§ **What to produce**
Every record that follows must be duplicated exactly, with images left out.

(Extracted data entries)
● ● ● ●

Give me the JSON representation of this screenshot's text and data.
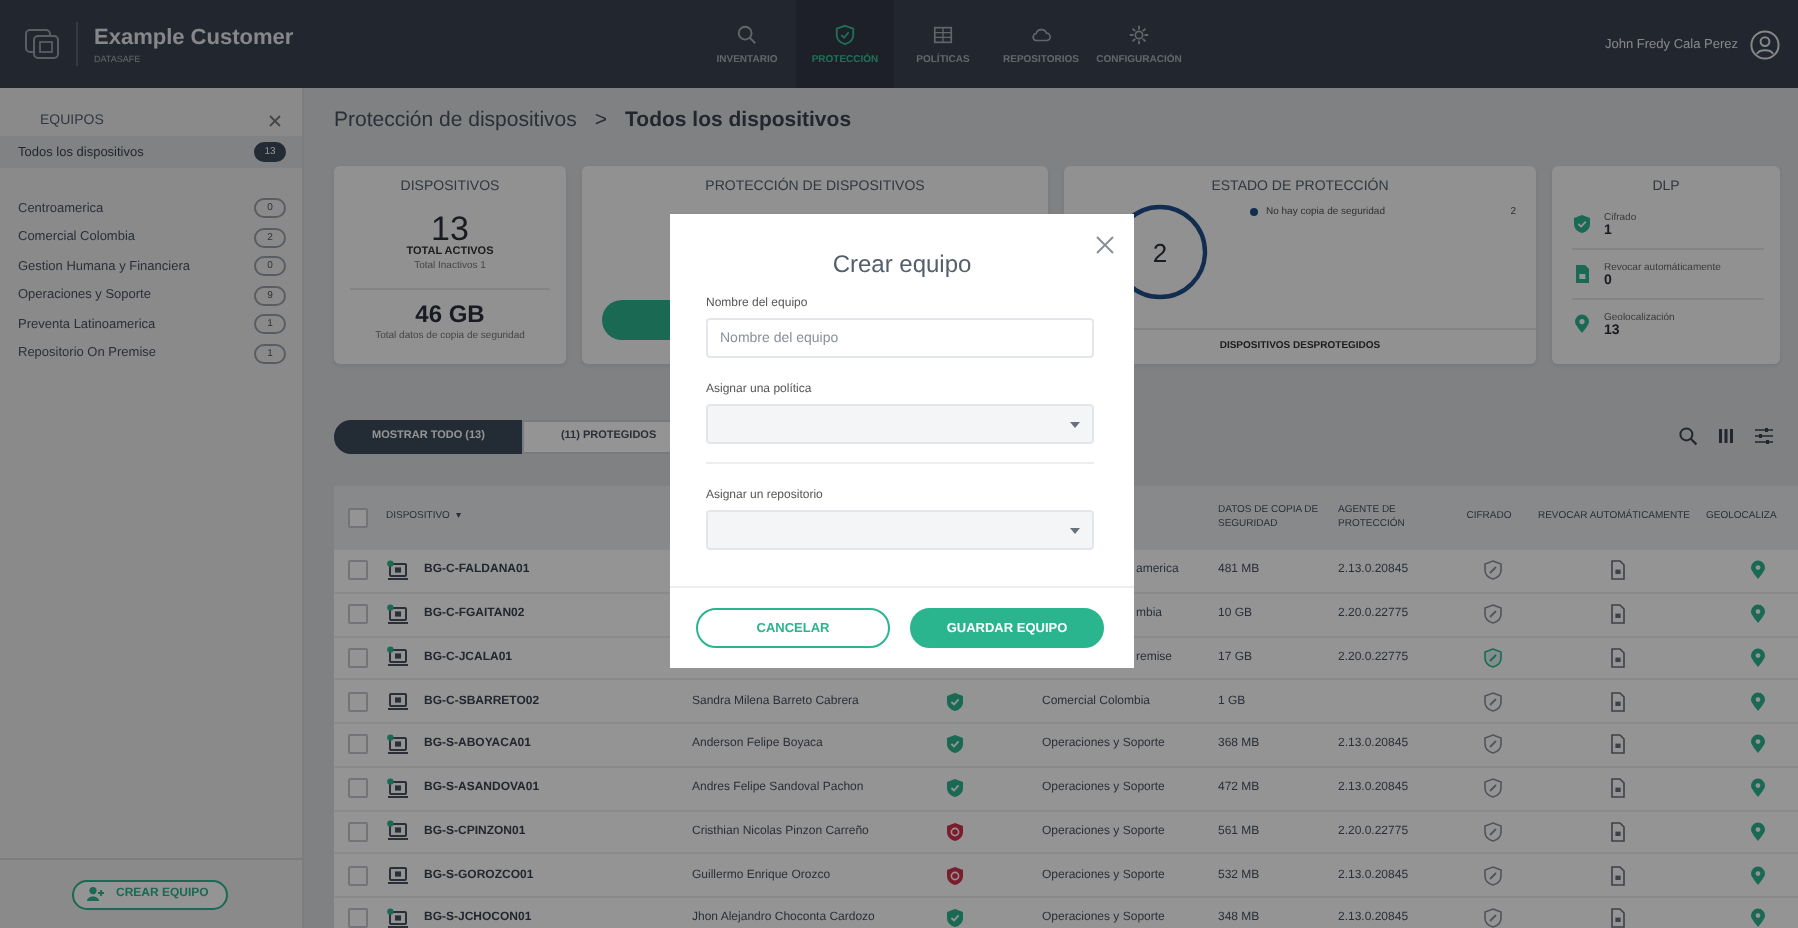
{
  "topbar": {
    "brand": "Example Customer",
    "subtitle": "DATASAFE",
    "user": "John Fredy Cala Perez",
    "nav": [
      {
        "label": "INVENTARIO",
        "selected": false
      },
      {
        "label": "PROTECCIÓN",
        "selected": true
      },
      {
        "label": "POLÍTICAS",
        "selected": false
      },
      {
        "label": "REPOSITORIOS",
        "selected": false
      },
      {
        "label": "CONFIGURACIÓN",
        "selected": false
      }
    ]
  },
  "sidebar": {
    "title": "EQUIPOS",
    "all": {
      "label": "Todos los dispositivos",
      "count": "13",
      "selected": true
    },
    "teams": [
      {
        "label": "Centroamerica",
        "count": "0",
        "selected": false
      },
      {
        "label": "Comercial Colombia",
        "count": "2",
        "selected": false
      },
      {
        "label": "Gestion Humana y Financiera",
        "count": "0",
        "selected": false
      },
      {
        "label": "Operaciones y Soporte",
        "count": "9",
        "selected": false
      },
      {
        "label": "Preventa Latinoamerica",
        "count": "1",
        "selected": false
      },
      {
        "label": "Repositorio On Premise",
        "count": "1",
        "selected": false
      }
    ],
    "create_button": "CREAR EQUIPO"
  },
  "breadcrumb": {
    "parent": "Protección de dispositivos",
    "separator": ">",
    "current": "Todos los dispositivos"
  },
  "cards": {
    "devices": {
      "title": "DISPOSITIVOS",
      "active": "13",
      "active_label": "TOTAL ACTIVOS",
      "inactive": "Total Inactivos 1",
      "backup": "46 GB",
      "backup_label": "Total datos de copia de seguridad"
    },
    "protection": {
      "title": "PROTECCIÓN DE DISPOSITIVOS"
    },
    "status": {
      "title": "ESTADO DE PROTECCIÓN",
      "center": "2",
      "legend": [
        {
          "label": "No hay copia de seguridad",
          "count": "2"
        }
      ],
      "footer": "DISPOSITIVOS DESPROTEGIDOS"
    },
    "dlp": {
      "title": "DLP",
      "items": [
        {
          "kind": "shield",
          "label": "Cifrado",
          "value": "1"
        },
        {
          "kind": "file",
          "label": "Revocar automáticamente",
          "value": "0"
        },
        {
          "kind": "pin",
          "label": "Geolocalización",
          "value": "13"
        }
      ]
    }
  },
  "filters": [
    {
      "label": "MOSTRAR TODO (13)",
      "selected": true
    },
    {
      "label": "(11) PROTEGIDOS",
      "selected": false
    }
  ],
  "table": {
    "all_checked": false,
    "columns": [
      {
        "label": "DISPOSITIVO",
        "sort_mark": "▾"
      },
      {
        "label": "DATOS DE COPIA DE SEGURIDAD"
      },
      {
        "label": "AGENTE DE PROTECCIÓN"
      },
      {
        "label": "CIFRADO"
      },
      {
        "label": "REVOCAR AUTOMÁTICAMENTE"
      },
      {
        "label": "GEOLOCALIZA"
      }
    ],
    "rows": [
      {
        "checked": false,
        "device": "BG-C-FALDANA01",
        "online": true,
        "team": "america",
        "data": "481 MB",
        "agent": "2.13.0.20845",
        "encrypted": false
      },
      {
        "checked": false,
        "device": "BG-C-FGAITAN02",
        "online": true,
        "team": "mbia",
        "data": "10 GB",
        "agent": "2.20.0.22775",
        "encrypted": false
      },
      {
        "checked": false,
        "device": "BG-C-JCALA01",
        "online": true,
        "team": "remise",
        "data": "17 GB",
        "agent": "2.20.0.22775",
        "encrypted": true
      },
      {
        "checked": false,
        "device": "BG-C-SBARRETO02",
        "online": false,
        "user": "Sandra Milena Barreto Cabrera",
        "protected": true,
        "team": "Comercial Colombia",
        "data": "1 GB",
        "encrypted": false
      },
      {
        "checked": false,
        "device": "BG-S-ABOYACA01",
        "online": true,
        "user": "Anderson Felipe Boyaca",
        "protected": true,
        "team": "Operaciones y Soporte",
        "data": "368 MB",
        "agent": "2.13.0.20845",
        "encrypted": false
      },
      {
        "checked": false,
        "device": "BG-S-ASANDOVA01",
        "online": true,
        "user": "Andres Felipe Sandoval Pachon",
        "protected": true,
        "team": "Operaciones y Soporte",
        "data": "472 MB",
        "agent": "2.13.0.20845",
        "encrypted": false
      },
      {
        "checked": false,
        "device": "BG-S-CPINZON01",
        "online": true,
        "user": "Cristhian Nicolas Pinzon Carreño",
        "protected": false,
        "team": "Operaciones y Soporte",
        "data": "561 MB",
        "agent": "2.20.0.22775",
        "encrypted": false
      },
      {
        "checked": false,
        "device": "BG-S-GOROZCO01",
        "online": false,
        "user": "Guillermo Enrique Orozco",
        "protected": false,
        "team": "Operaciones y Soporte",
        "data": "532 MB",
        "agent": "2.13.0.20845",
        "encrypted": false
      },
      {
        "checked": false,
        "device": "BG-S-JCHOCON01",
        "online": true,
        "user": "Jhon Alejandro Choconta Cardozo",
        "protected": true,
        "team": "Operaciones y Soporte",
        "data": "348 MB",
        "agent": "2.13.0.20845",
        "encrypted": false
      }
    ]
  },
  "modal": {
    "title": "Crear equipo",
    "fields": [
      {
        "kind": "text",
        "label": "Nombre del equipo",
        "placeholder": "Nombre del equipo"
      },
      {
        "kind": "select",
        "label": "Asignar una política"
      },
      {
        "kind": "select",
        "label": "Asignar un repositorio"
      }
    ],
    "cancel": "CANCELAR",
    "save": "GUARDAR EQUIPO"
  }
}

● ● ● ●

§ **Response to this exercise**
Give me the JSON representation of this screenshot's text and data.
{
  "topbar": {
    "brand": "Example Customer",
    "subtitle": "DATASAFE",
    "user": "John Fredy Cala Perez",
    "nav": [
      {
        "label": "INVENTARIO",
        "selected": false
      },
      {
        "label": "PROTECCIÓN",
        "selected": true
      },
      {
        "label": "POLÍTICAS",
        "selected": false
      },
      {
        "label": "REPOSITORIOS",
        "selected": false
      },
      {
        "label": "CONFIGURACIÓN",
        "selected": false
      }
    ]
  },
  "sidebar": {
    "title": "EQUIPOS",
    "all": {
      "label": "Todos los dispositivos",
      "count": "13",
      "selected": true
    },
    "teams": [
      {
        "label": "Centroamerica",
        "count": "0",
        "selected": false
      },
      {
        "label": "Comercial Colombia",
        "count": "2",
        "selected": false
      },
      {
        "label": "Gestion Humana y Financiera",
        "count": "0",
        "selected": false
      },
      {
        "label": "Operaciones y Soporte",
        "count": "9",
        "selected": false
      },
      {
        "label": "Preventa Latinoamerica",
        "count": "1",
        "selected": false
      },
      {
        "label": "Repositorio On Premise",
        "count": "1",
        "selected": false
      }
    ],
    "create_button": "CREAR EQUIPO"
  },
  "breadcrumb": {
    "parent": "Protección de dispositivos",
    "separator": ">",
    "current": "Todos los dispositivos"
  },
  "cards": {
    "devices": {
      "title": "DISPOSITIVOS",
      "active": "13",
      "active_label": "TOTAL ACTIVOS",
      "inactive": "Total Inactivos 1",
      "backup": "46 GB",
      "backup_label": "Total datos de copia de seguridad"
    },
    "protection": {
      "title": "PROTECCIÓN DE DISPOSITIVOS"
    },
    "status": {
      "title": "ESTADO DE PROTECCIÓN",
      "center": "2",
      "legend": [
        {
          "label": "No hay copia de seguridad",
          "count": "2"
        }
      ],
      "footer": "DISPOSITIVOS DESPROTEGIDOS"
    },
    "dlp": {
      "title": "DLP",
      "items": [
        {
          "kind": "shield",
          "label": "Cifrado",
          "value": "1"
        },
        {
          "kind": "file",
          "label": "Revocar automáticamente",
          "value": "0"
        },
        {
          "kind": "pin",
          "label": "Geolocalización",
          "value": "13"
        }
      ]
    }
  },
  "filters": [
    {
      "label": "MOSTRAR TODO (13)",
      "selected": true
    },
    {
      "label": "(11) PROTEGIDOS",
      "selected": false
    }
  ],
  "table": {
    "all_checked": false,
    "columns": [
      {
        "label": "DISPOSITIVO",
        "sort_mark": "▾"
      },
      {
        "label": "DATOS DE COPIA DE SEGURIDAD"
      },
      {
        "label": "AGENTE DE PROTECCIÓN"
      },
      {
        "label": "CIFRADO"
      },
      {
        "label": "REVOCAR AUTOMÁTICAMENTE"
      },
      {
        "label": "GEOLOCALIZA"
      }
    ],
    "rows": [
      {
        "checked": false,
        "device": "BG-C-FALDANA01",
        "online": true,
        "team": "america",
        "data": "481 MB",
        "agent": "2.13.0.20845",
        "encrypted": false
      },
      {
        "checked": false,
        "device": "BG-C-FGAITAN02",
        "online": true,
        "team": "mbia",
        "data": "10 GB",
        "agent": "2.20.0.22775",
        "encrypted": false
      },
      {
        "checked": false,
        "device": "BG-C-JCALA01",
        "online": true,
        "team": "remise",
        "data": "17 GB",
        "agent": "2.20.0.22775",
        "encrypted": true
      },
      {
        "checked": false,
        "device": "BG-C-SBARRETO02",
        "online": false,
        "user": "Sandra Milena Barreto Cabrera",
        "protected": true,
        "team": "Comercial Colombia",
        "data": "1 GB",
        "encrypted": false
      },
      {
        "checked": false,
        "device": "BG-S-ABOYACA01",
        "online": true,
        "user": "Anderson Felipe Boyaca",
        "protected": true,
        "team": "Operaciones y Soporte",
        "data": "368 MB",
        "agent": "2.13.0.20845",
        "encrypted": false
      },
      {
        "checked": false,
        "device": "BG-S-ASANDOVA01",
        "online": true,
        "user": "Andres Felipe Sandoval Pachon",
        "protected": true,
        "team": "Operaciones y Soporte",
        "data": "472 MB",
        "agent": "2.13.0.20845",
        "encrypted": false
      },
      {
        "checked": false,
        "device": "BG-S-CPINZON01",
        "online": true,
        "user": "Cristhian Nicolas Pinzon Carreño",
        "protected": false,
        "team": "Operaciones y Soporte",
        "data": "561 MB",
        "agent": "2.20.0.22775",
        "encrypted": false
      },
      {
        "checked": false,
        "device": "BG-S-GOROZCO01",
        "online": false,
        "user": "Guillermo Enrique Orozco",
        "protected": false,
        "team": "Operaciones y Soporte",
        "data": "532 MB",
        "agent": "2.13.0.20845",
        "encrypted": false
      },
      {
        "checked": false,
        "device": "BG-S-JCHOCON01",
        "online": true,
        "user": "Jhon Alejandro Choconta Cardozo",
        "protected": true,
        "team": "Operaciones y Soporte",
        "data": "348 MB",
        "agent": "2.13.0.20845",
        "encrypted": false
      }
    ]
  },
  "modal": {
    "title": "Crear equipo",
    "fields": [
      {
        "kind": "text",
        "label": "Nombre del equipo",
        "placeholder": "Nombre del equipo"
      },
      {
        "kind": "select",
        "label": "Asignar una política"
      },
      {
        "kind": "select",
        "label": "Asignar un repositorio"
      }
    ],
    "cancel": "CANCELAR",
    "save": "GUARDAR EQUIPO"
  }
}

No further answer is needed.